## WHAT IS REQUIRED
Transcribe the lines below exactly, beginning with the line that holds "Output the text content of this document." and ending with the final line, both included. Pictures are to be left out.

## SOURCE DATA
-*-*-

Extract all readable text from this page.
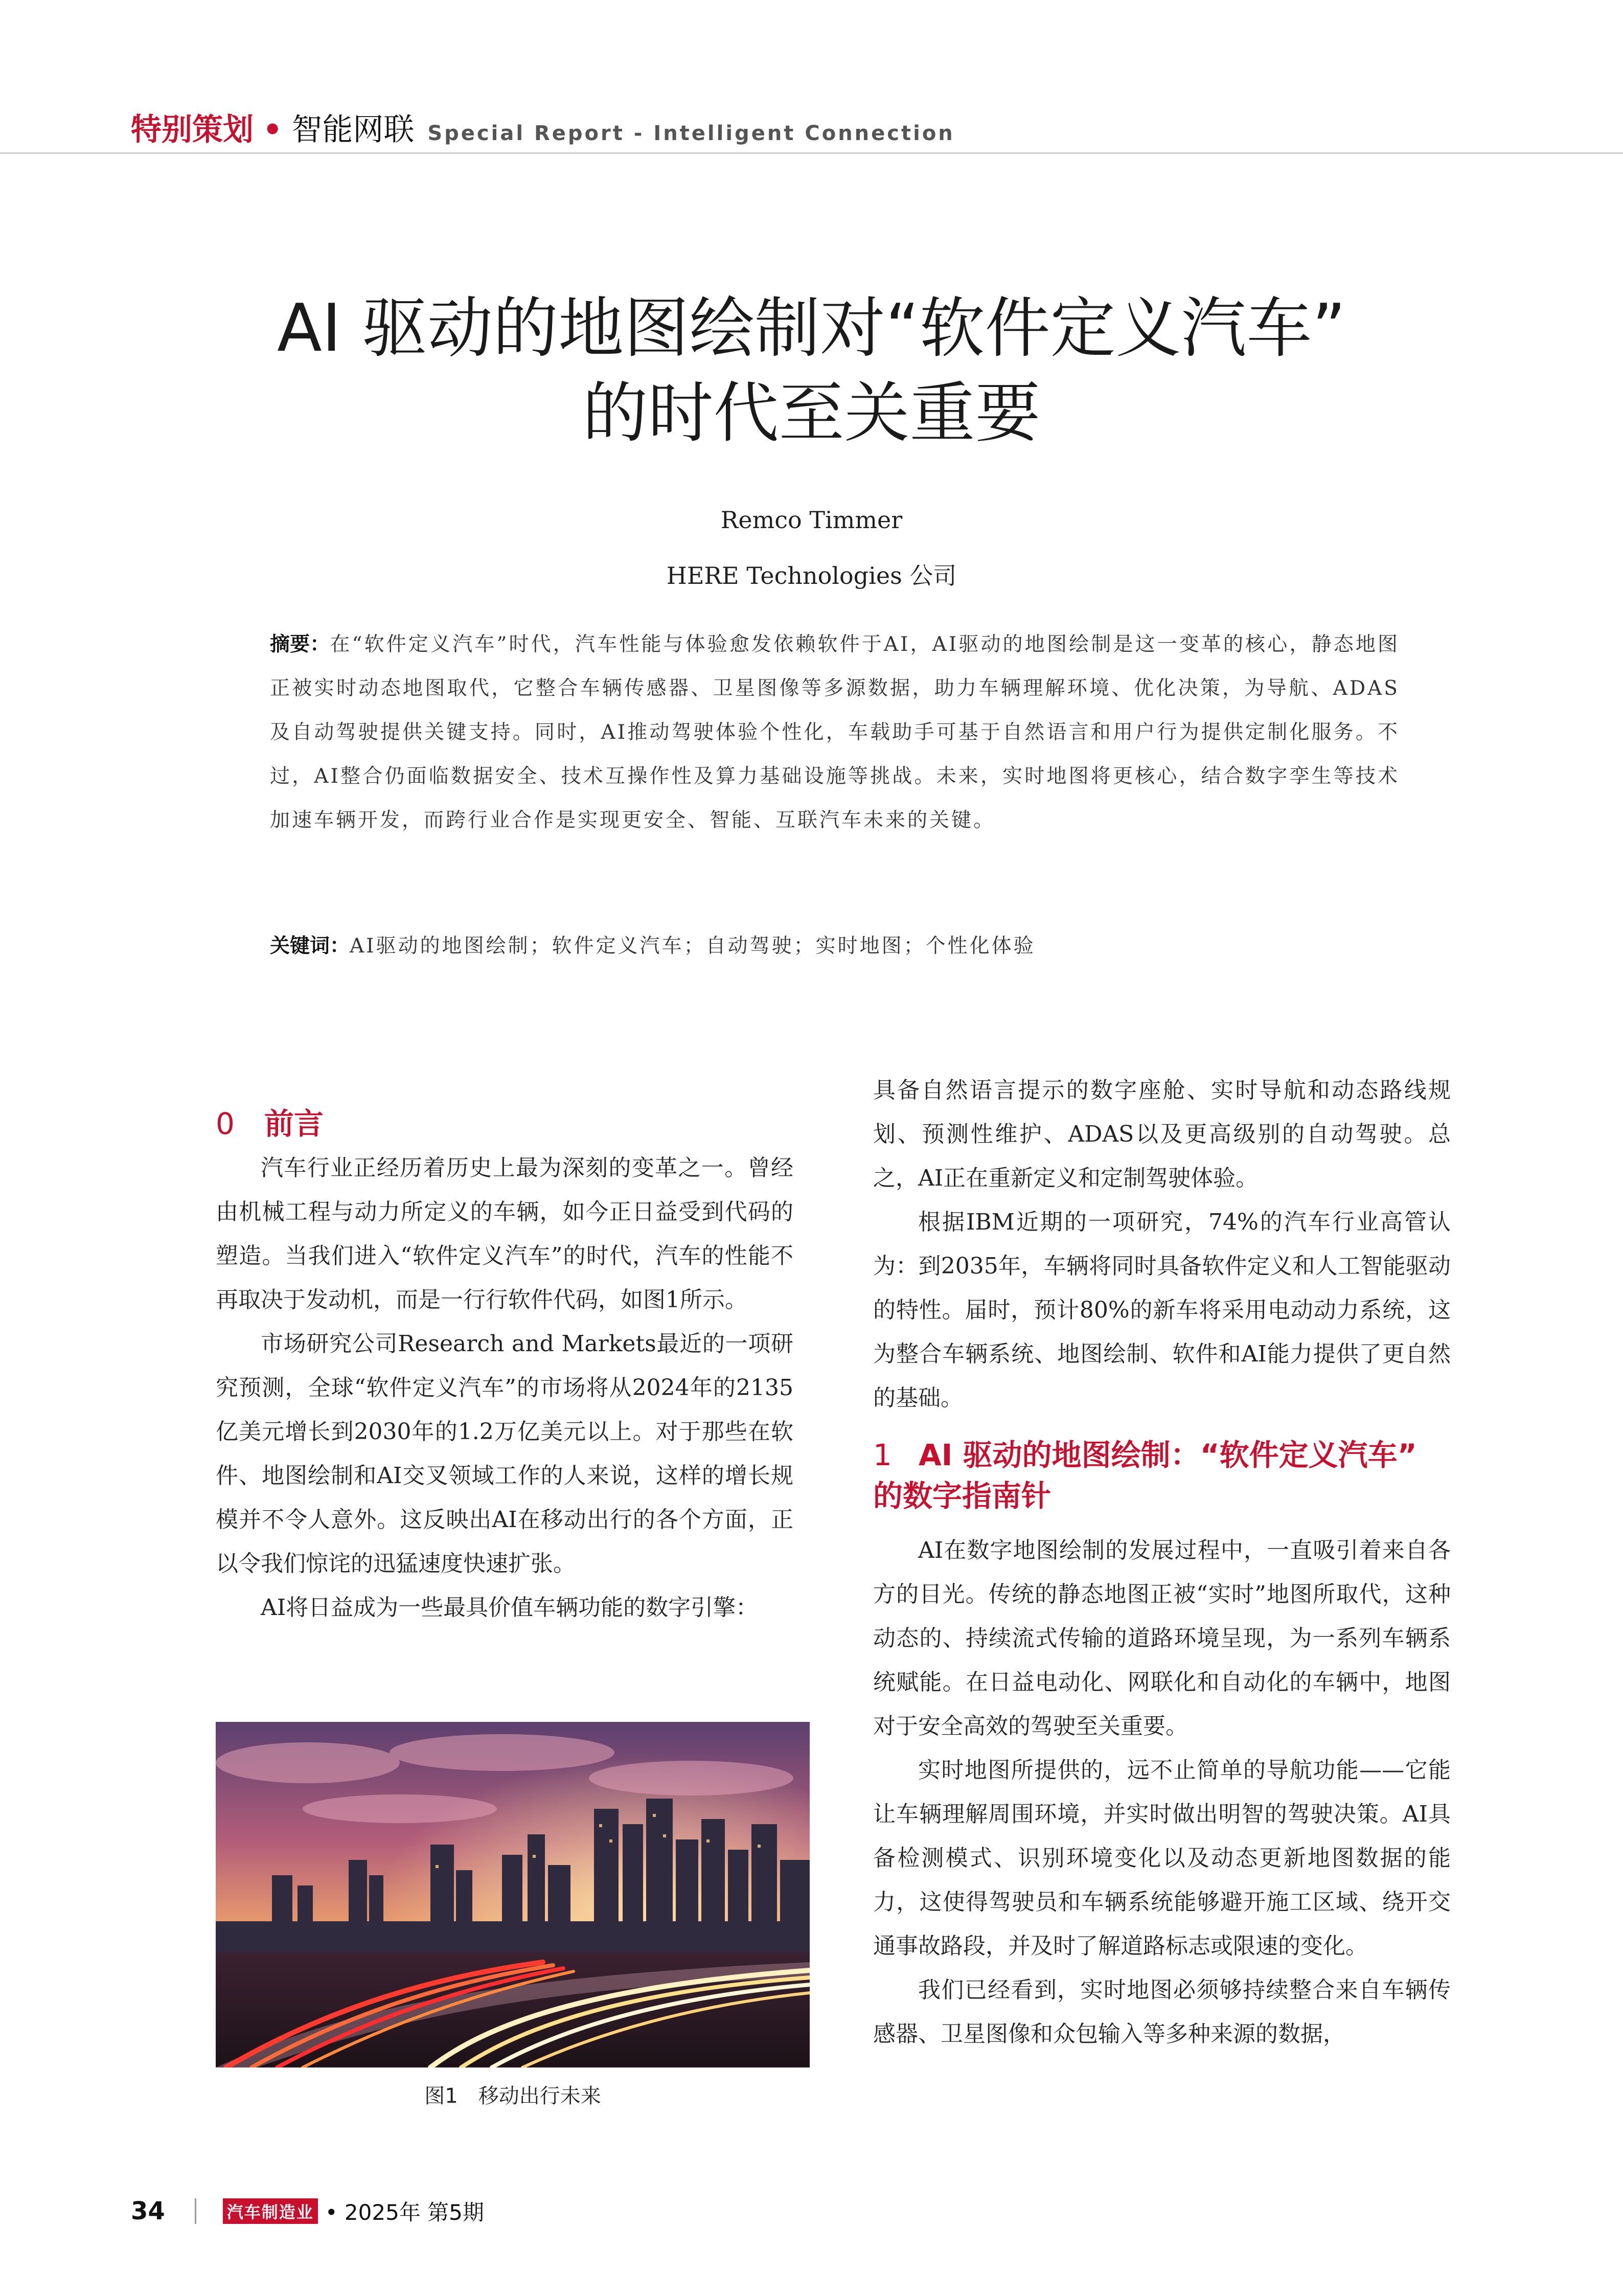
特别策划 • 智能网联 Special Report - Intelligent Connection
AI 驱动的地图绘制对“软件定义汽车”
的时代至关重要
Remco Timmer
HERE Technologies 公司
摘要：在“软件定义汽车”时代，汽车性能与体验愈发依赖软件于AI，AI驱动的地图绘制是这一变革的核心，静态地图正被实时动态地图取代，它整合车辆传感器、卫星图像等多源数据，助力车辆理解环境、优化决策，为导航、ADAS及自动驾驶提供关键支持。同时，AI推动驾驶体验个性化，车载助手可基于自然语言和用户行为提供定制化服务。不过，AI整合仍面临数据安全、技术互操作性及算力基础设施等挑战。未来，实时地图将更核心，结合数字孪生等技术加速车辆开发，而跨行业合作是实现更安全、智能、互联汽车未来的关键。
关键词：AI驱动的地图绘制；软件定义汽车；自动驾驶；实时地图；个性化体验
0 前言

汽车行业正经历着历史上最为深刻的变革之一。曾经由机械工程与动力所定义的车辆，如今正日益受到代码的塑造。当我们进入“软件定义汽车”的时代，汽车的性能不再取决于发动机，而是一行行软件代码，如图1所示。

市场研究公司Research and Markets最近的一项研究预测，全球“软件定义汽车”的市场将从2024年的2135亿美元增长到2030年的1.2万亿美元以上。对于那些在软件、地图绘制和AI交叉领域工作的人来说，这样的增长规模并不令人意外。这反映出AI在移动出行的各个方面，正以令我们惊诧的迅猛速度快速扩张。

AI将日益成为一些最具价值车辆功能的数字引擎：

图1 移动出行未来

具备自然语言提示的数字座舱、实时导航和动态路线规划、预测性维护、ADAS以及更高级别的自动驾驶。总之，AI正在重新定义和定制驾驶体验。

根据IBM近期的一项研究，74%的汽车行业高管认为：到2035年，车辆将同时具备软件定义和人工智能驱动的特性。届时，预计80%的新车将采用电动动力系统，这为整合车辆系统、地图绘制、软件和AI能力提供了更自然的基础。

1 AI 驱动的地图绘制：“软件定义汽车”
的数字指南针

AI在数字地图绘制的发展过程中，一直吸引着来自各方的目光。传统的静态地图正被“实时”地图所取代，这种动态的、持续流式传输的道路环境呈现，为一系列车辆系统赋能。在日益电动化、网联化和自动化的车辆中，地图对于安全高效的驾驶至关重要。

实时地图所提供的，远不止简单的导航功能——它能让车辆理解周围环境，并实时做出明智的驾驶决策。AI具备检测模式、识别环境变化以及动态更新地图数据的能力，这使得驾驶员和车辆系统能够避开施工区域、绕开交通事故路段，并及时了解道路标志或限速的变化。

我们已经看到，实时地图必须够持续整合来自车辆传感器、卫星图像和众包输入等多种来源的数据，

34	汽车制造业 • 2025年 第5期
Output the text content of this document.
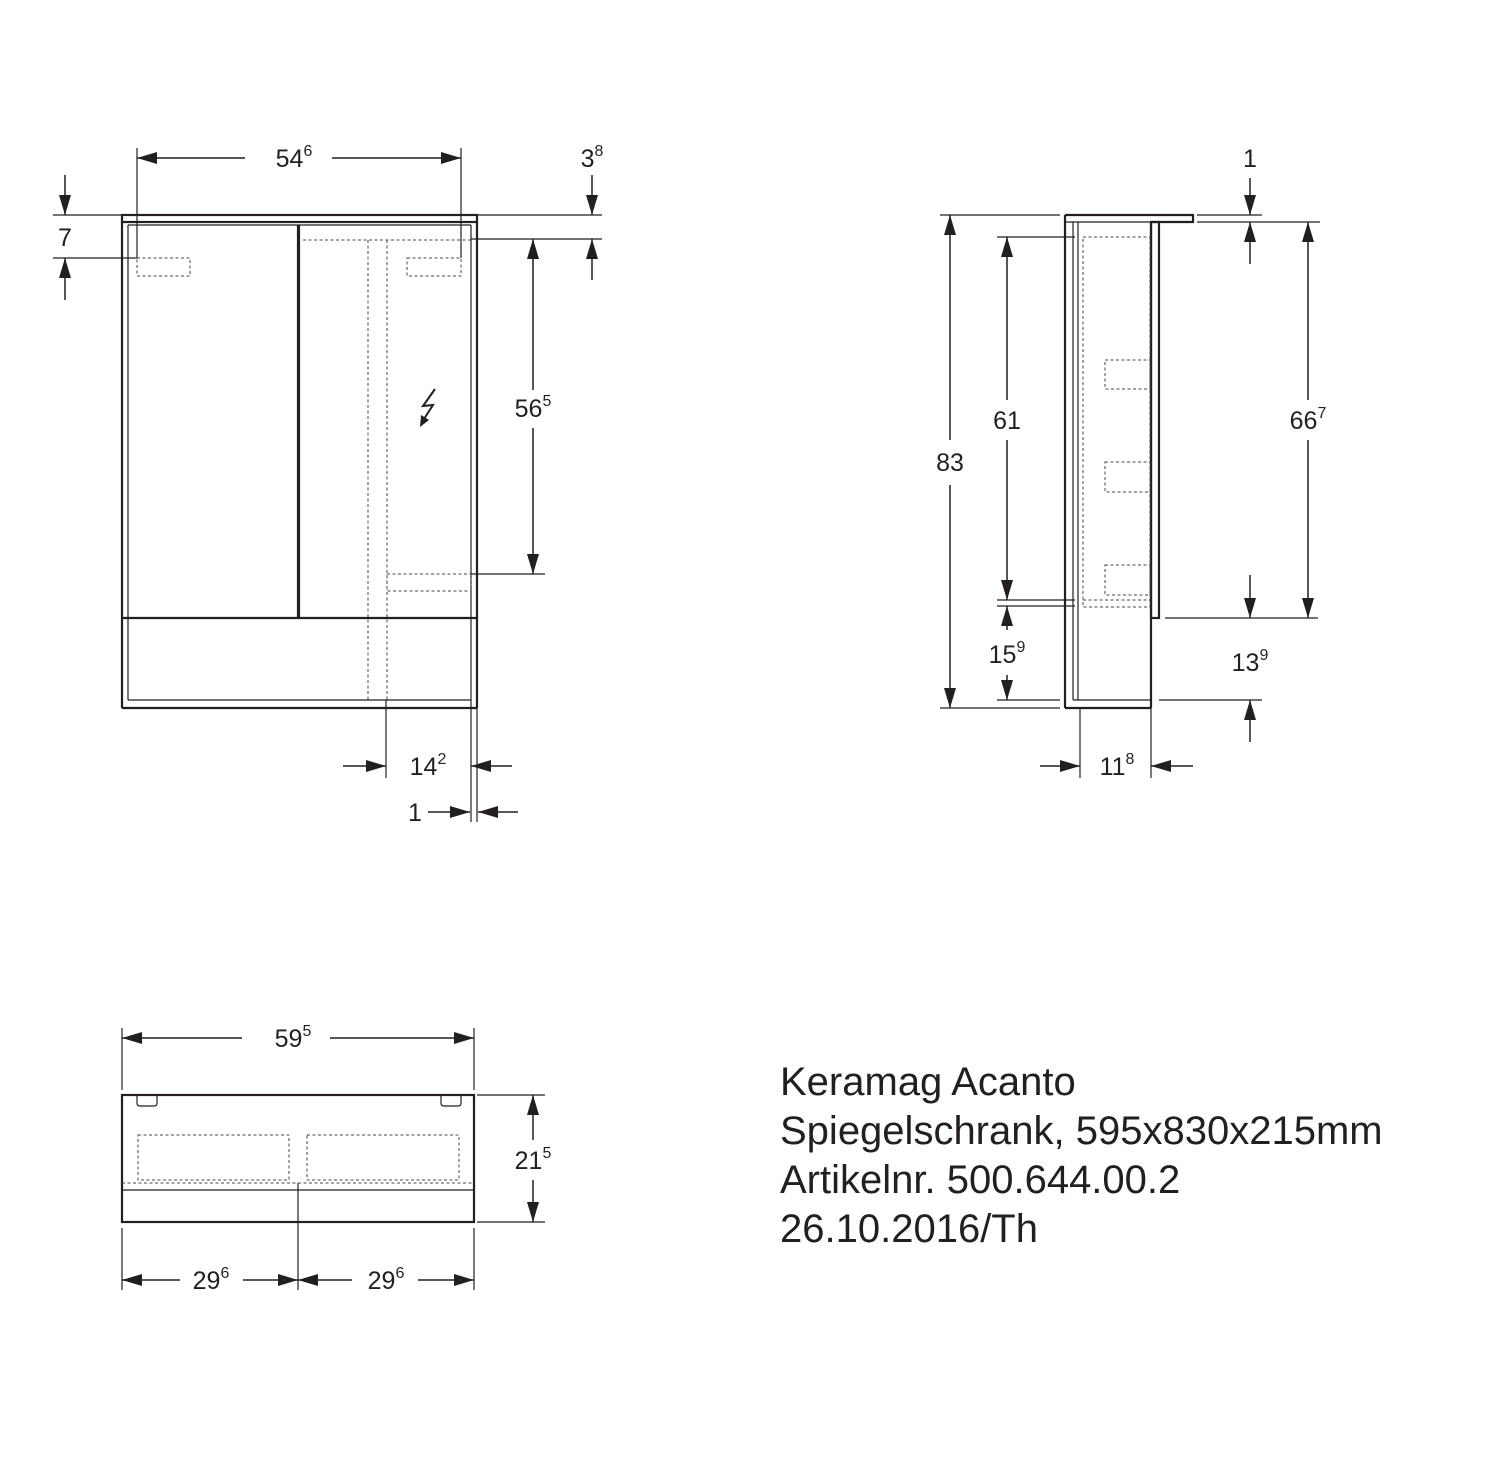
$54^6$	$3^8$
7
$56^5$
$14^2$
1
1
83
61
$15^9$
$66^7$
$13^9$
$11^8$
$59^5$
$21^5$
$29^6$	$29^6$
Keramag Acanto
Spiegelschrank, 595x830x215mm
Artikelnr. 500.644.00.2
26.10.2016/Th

-*-*-

## FINISHED ANSWER
Output the text content of this document.
$54^6$	$3^8$
7
$56^5$
$14^2$
1
1
83
61
$15^9$
$66^7$
$13^9$
$11^8$
$59^5$
$21^5$
$29^6$	$29^6$
Keramag Acanto
Spiegelschrank, 595x830x215mm
Artikelnr. 500.644.00.2
26.10.2016/Th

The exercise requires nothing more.